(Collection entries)

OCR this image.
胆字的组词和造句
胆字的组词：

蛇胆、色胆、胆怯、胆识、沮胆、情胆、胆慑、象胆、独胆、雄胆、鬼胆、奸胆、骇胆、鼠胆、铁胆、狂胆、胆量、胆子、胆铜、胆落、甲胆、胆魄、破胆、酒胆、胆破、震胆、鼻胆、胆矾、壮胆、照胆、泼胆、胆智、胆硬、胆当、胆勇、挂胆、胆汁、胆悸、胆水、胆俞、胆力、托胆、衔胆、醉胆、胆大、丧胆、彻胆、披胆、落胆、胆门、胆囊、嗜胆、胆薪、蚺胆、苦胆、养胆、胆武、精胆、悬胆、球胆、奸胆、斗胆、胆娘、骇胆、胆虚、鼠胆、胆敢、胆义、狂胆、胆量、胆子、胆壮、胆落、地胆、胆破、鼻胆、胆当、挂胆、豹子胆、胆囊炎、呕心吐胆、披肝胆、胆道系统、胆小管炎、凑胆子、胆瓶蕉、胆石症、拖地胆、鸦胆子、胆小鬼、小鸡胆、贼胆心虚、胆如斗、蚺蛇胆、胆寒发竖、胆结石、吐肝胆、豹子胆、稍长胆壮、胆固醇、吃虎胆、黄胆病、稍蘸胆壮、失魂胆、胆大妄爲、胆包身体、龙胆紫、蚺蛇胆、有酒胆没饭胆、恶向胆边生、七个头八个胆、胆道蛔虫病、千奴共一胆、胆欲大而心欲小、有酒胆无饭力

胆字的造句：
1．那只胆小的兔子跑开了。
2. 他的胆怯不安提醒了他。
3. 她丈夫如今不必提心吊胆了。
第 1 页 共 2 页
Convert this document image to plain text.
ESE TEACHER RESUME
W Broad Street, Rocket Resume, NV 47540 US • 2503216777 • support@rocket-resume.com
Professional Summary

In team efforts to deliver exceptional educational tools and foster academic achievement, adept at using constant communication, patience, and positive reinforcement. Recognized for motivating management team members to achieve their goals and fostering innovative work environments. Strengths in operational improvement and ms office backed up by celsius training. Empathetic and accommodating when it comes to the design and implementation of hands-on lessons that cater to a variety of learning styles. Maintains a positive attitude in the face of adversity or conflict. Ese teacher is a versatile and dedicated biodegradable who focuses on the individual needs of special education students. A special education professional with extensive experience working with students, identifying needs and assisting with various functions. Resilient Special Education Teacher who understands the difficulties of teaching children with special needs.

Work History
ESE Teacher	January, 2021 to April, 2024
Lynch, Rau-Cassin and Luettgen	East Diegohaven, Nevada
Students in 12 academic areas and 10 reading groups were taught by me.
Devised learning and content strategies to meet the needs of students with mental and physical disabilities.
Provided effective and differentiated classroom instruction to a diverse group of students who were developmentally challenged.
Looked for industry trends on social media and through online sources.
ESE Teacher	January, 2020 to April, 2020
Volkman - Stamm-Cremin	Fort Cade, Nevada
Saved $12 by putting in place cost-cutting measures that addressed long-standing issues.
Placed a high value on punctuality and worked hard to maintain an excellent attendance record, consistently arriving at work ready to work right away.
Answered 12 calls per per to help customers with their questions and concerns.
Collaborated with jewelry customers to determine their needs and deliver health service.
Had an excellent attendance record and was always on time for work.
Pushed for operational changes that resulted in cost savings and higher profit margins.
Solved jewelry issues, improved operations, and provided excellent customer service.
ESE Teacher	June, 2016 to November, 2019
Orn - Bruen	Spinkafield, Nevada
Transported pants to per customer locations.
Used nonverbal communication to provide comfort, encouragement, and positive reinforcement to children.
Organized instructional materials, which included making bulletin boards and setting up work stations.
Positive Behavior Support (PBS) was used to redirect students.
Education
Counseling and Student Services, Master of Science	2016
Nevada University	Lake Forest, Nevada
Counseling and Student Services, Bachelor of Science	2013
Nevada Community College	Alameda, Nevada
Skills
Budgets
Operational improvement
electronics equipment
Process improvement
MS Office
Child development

■ **Exercise instructions**
Reproduce the listing above word for word.

■ **Exercise output**
OCR this image.
胆字的组词和造句
胆字的组词：

蛇胆、色胆、胆怯、胆识、沮胆、情胆、胆慑、象胆、独胆、雄胆、鬼胆、奸胆、骇胆、鼠胆、铁胆、狂胆、胆量、胆子、胆铜、胆落、甲胆、胆魄、破胆、酒胆、胆破、震胆、鼻胆、胆矾、壮胆、照胆、泼胆、胆智、胆硬、胆当、胆勇、挂胆、胆汁、胆悸、胆水、胆俞、胆力、托胆、衔胆、醉胆、胆大、丧胆、彻胆、披胆、落胆、胆门、胆囊、嗜胆、胆薪、蚺胆、苦胆、养胆、胆武、精胆、悬胆、球胆、奸胆、斗胆、胆娘、骇胆、胆虚、鼠胆、胆敢、胆义、狂胆、胆量、胆子、胆壮、胆落、地胆、胆破、鼻胆、胆当、挂胆、豹子胆、胆囊炎、呕心吐胆、披肝胆、胆道系统、胆小管炎、凑胆子、胆瓶蕉、胆石症、拖地胆、鸦胆子、胆小鬼、小鸡胆、贼胆心虚、胆如斗、蚺蛇胆、胆寒发竖、胆结石、吐肝胆、豹子胆、稍长胆壮、胆固醇、吃虎胆、黄胆病、稍蘸胆壮、失魂胆、胆大妄爲、胆包身体、龙胆紫、蚺蛇胆、有酒胆没饭胆、恶向胆边生、七个头八个胆、胆道蛔虫病、千奴共一胆、胆欲大而心欲小、有酒胆无饭力

胆字的造句：
1．那只胆小的兔子跑开了。
2. 他的胆怯不安提醒了他。
3. 她丈夫如今不必提心吊胆了。
第 1 页 共 2 页
Convert this document image to plain text.
ESE TEACHER RESUME
W Broad Street, Rocket Resume, NV 47540 US • 2503216777 • support@rocket-resume.com
Professional Summary

In team efforts to deliver exceptional educational tools and foster academic achievement, adept at using constant communication, patience, and positive reinforcement. Recognized for motivating management team members to achieve their goals and fostering innovative work environments. Strengths in operational improvement and ms office backed up by celsius training. Empathetic and accommodating when it comes to the design and implementation of hands-on lessons that cater to a variety of learning styles. Maintains a positive attitude in the face of adversity or conflict. Ese teacher is a versatile and dedicated biodegradable who focuses on the individual needs of special education students. A special education professional with extensive experience working with students, identifying needs and assisting with various functions. Resilient Special Education Teacher who understands the difficulties of teaching children with special needs.

Work History
ESE Teacher	January, 2021 to April, 2024
Lynch, Rau-Cassin and Luettgen	East Diegohaven, Nevada
Students in 12 academic areas and 10 reading groups were taught by me.
Devised learning and content strategies to meet the needs of students with mental and physical disabilities.
Provided effective and differentiated classroom instruction to a diverse group of students who were developmentally challenged.
Looked for industry trends on social media and through online sources.
ESE Teacher	January, 2020 to April, 2020
Volkman - Stamm-Cremin	Fort Cade, Nevada
Saved $12 by putting in place cost-cutting measures that addressed long-standing issues.
Placed a high value on punctuality and worked hard to maintain an excellent attendance record, consistently arriving at work ready to work right away.
Answered 12 calls per per to help customers with their questions and concerns.
Collaborated with jewelry customers to determine their needs and deliver health service.
Had an excellent attendance record and was always on time for work.
Pushed for operational changes that resulted in cost savings and higher profit margins.
Solved jewelry issues, improved operations, and provided excellent customer service.
ESE Teacher	June, 2016 to November, 2019
Orn - Bruen	Spinkafield, Nevada
Transported pants to per customer locations.
Used nonverbal communication to provide comfort, encouragement, and positive reinforcement to children.
Organized instructional materials, which included making bulletin boards and setting up work stations.
Positive Behavior Support (PBS) was used to redirect students.
Education
Counseling and Student Services, Master of Science	2016
Nevada University	Lake Forest, Nevada
Counseling and Student Services, Bachelor of Science	2013
Nevada Community College	Alameda, Nevada
Skills
Budgets
Operational improvement
electronics equipment
Process improvement
MS Office
Child development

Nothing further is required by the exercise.